* [DIRECTIONS]
Your task is to copy every line of the records below that contains "Левитана".
>> BEGIN LISTED ENTRIES
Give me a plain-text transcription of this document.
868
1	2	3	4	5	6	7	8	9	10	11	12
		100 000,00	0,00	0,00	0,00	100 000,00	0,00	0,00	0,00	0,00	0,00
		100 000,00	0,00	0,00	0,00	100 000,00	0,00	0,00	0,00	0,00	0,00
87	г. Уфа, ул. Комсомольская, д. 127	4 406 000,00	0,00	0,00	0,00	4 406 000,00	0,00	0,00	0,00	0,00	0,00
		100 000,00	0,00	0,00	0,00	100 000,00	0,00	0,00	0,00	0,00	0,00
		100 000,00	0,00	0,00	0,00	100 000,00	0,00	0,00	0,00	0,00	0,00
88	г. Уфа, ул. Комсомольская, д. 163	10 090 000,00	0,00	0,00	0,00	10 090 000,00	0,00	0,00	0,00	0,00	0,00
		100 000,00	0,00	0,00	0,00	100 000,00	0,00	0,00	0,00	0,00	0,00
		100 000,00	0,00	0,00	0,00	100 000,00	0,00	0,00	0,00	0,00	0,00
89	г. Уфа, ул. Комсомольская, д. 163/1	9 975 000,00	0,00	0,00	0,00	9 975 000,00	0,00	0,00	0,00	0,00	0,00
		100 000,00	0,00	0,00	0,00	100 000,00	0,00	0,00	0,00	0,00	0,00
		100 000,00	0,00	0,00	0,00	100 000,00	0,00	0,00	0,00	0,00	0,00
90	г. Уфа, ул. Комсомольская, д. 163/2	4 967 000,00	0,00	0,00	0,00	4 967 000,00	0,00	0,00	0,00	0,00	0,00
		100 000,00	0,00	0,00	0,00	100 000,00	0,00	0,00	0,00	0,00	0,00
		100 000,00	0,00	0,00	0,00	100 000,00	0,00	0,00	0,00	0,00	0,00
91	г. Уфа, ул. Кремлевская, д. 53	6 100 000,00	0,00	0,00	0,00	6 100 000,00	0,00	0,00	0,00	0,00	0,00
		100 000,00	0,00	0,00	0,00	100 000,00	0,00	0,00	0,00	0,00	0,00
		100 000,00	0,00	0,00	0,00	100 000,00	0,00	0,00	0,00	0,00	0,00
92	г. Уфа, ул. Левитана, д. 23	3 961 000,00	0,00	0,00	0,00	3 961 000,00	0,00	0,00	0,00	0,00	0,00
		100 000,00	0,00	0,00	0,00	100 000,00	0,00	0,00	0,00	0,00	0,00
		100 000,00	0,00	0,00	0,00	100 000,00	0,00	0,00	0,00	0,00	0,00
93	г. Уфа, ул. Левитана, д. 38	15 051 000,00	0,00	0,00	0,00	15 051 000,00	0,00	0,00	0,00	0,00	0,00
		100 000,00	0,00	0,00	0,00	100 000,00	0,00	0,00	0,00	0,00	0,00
>> END LISTED ENTRIES
* [TASK ANSWER]
92	г. Уфа, ул. Левитана, д. 23	3 961 000,00	0,00	0,00	0,00	3 961 000,00	0,00	0,00	0,00	0,00	0,00
93	г. Уфа, ул. Левитана, д. 38	15 051 000,00	0,00	0,00	0,00	15 051 000,00	0,00	0,00	0,00	0,00	0,00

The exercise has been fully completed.